_Written task_. Give back every line exactly as it appears, pictures excluded.

_ _ _ _ _ _ _

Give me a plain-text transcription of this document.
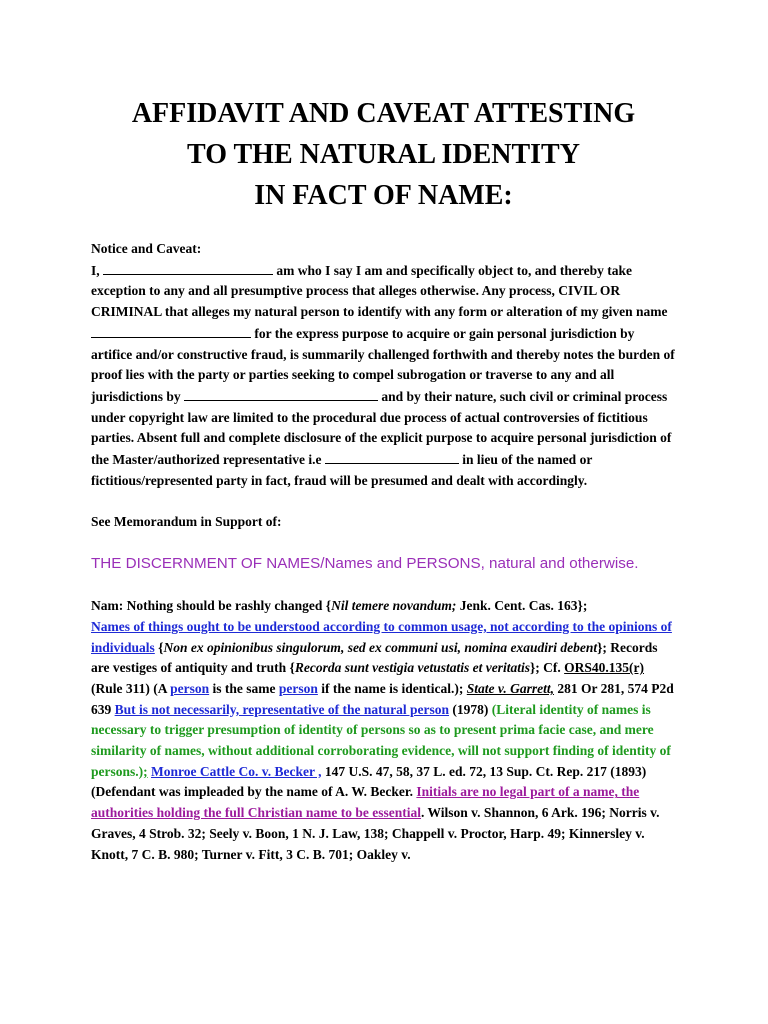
AFFIDAVIT AND CAVEAT ATTESTING
TO THE NATURAL IDENTITY
IN FACT OF NAME:
Notice and Caveat:
I,	am who I say I am and specifically object to, and thereby take exception to any and all presumptive process that alleges otherwise. Any process, CIVIL OR CRIMINAL that alleges my natural person to identify with any form or alteration of my given name  for the express purpose to acquire or gain personal jurisdiction by artifice and/or constructive fraud, is summarily challenged forthwith and thereby notes the burden of proof lies with the party or parties seeking to compel subrogation or traverse to any and all jurisdictions by	and by their nature, such civil or criminal process under copyright law are limited to the procedural due process of actual controversies of fictitious parties. Absent full and complete disclosure of the explicit purpose to acquire personal jurisdiction of the Master/authorized representative i.e	in lieu of the named or fictitious/represented party in fact, fraud will be presumed and dealt with accordingly.

See Memorandum in Support of:

THE DISCERNMENT OF NAMES/Names and PERSONS, natural and otherwise.

Nam: Nothing should be rashly changed {Nil temere novandum; Jenk. Cent. Cas. 163};
Names of things ought to be understood according to common usage, not according to the opinions of individuals {Non ex opinionibus singulorum, sed ex communi usi, nomina exaudiri debent}; Records are vestiges of antiquity and truth {Recorda sunt vestigia vetustatis et veritatis}; Cf. ORS40.135(r) (Rule 311) (A person is the same person if the name is identical.); State v. Garrett, 281 Or 281, 574 P2d 639 But is not necessarily, representative of the natural person (1978) (Literal identity of names is necessary to trigger presumption of identity of persons so as to present prima facie case, and mere similarity of names, without additional corroborating evidence, will not support finding of identity of persons.); Monroe Cattle Co. v. Becker , 147 U.S. 47, 58, 37 L. ed. 72, 13 Sup. Ct. Rep. 217 (1893) (Defendant was impleaded by the name of A. W. Becker. Initials are no legal part of a name, the authorities holding the full Christian name to be essential. Wilson v. Shannon, 6 Ark. 196; Norris v. Graves, 4 Strob. 32; Seely v. Boon, 1 N. J. Law, 138; Chappell v. Proctor, Harp. 49; Kinnersley v. Knott, 7 C. B. 980; Turner v. Fitt, 3 C. B. 701; Oakley v.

_ _ _ _ _ _ _

_Output of the task_.
Give me a plain-text transcription of this document.
AFFIDAVIT AND CAVEAT ATTESTING
TO THE NATURAL IDENTITY
IN FACT OF NAME:
Notice and Caveat:
I,	am who I say I am and specifically object to, and thereby take exception to any and all presumptive process that alleges otherwise. Any process, CIVIL OR CRIMINAL that alleges my natural person to identify with any form or alteration of my given name  for the express purpose to acquire or gain personal jurisdiction by artifice and/or constructive fraud, is summarily challenged forthwith and thereby notes the burden of proof lies with the party or parties seeking to compel subrogation or traverse to any and all jurisdictions by	and by their nature, such civil or criminal process under copyright law are limited to the procedural due process of actual controversies of fictitious parties. Absent full and complete disclosure of the explicit purpose to acquire personal jurisdiction of the Master/authorized representative i.e	in lieu of the named or fictitious/represented party in fact, fraud will be presumed and dealt with accordingly.

See Memorandum in Support of:

THE DISCERNMENT OF NAMES/Names and PERSONS, natural and otherwise.

Nam: Nothing should be rashly changed {Nil temere novandum; Jenk. Cent. Cas. 163};
Names of things ought to be understood according to common usage, not according to the opinions of individuals {Non ex opinionibus singulorum, sed ex communi usi, nomina exaudiri debent}; Records are vestiges of antiquity and truth {Recorda sunt vestigia vetustatis et veritatis}; Cf. ORS40.135(r) (Rule 311) (A person is the same person if the name is identical.); State v. Garrett, 281 Or 281, 574 P2d 639 But is not necessarily, representative of the natural person (1978) (Literal identity of names is necessary to trigger presumption of identity of persons so as to present prima facie case, and mere similarity of names, without additional corroborating evidence, will not support finding of identity of persons.); Monroe Cattle Co. v. Becker , 147 U.S. 47, 58, 37 L. ed. 72, 13 Sup. Ct. Rep. 217 (1893) (Defendant was impleaded by the name of A. W. Becker. Initials are no legal part of a name, the authorities holding the full Christian name to be essential. Wilson v. Shannon, 6 Ark. 196; Norris v. Graves, 4 Strob. 32; Seely v. Boon, 1 N. J. Law, 138; Chappell v. Proctor, Harp. 49; Kinnersley v. Knott, 7 C. B. 980; Turner v. Fitt, 3 C. B. 701; Oakley v.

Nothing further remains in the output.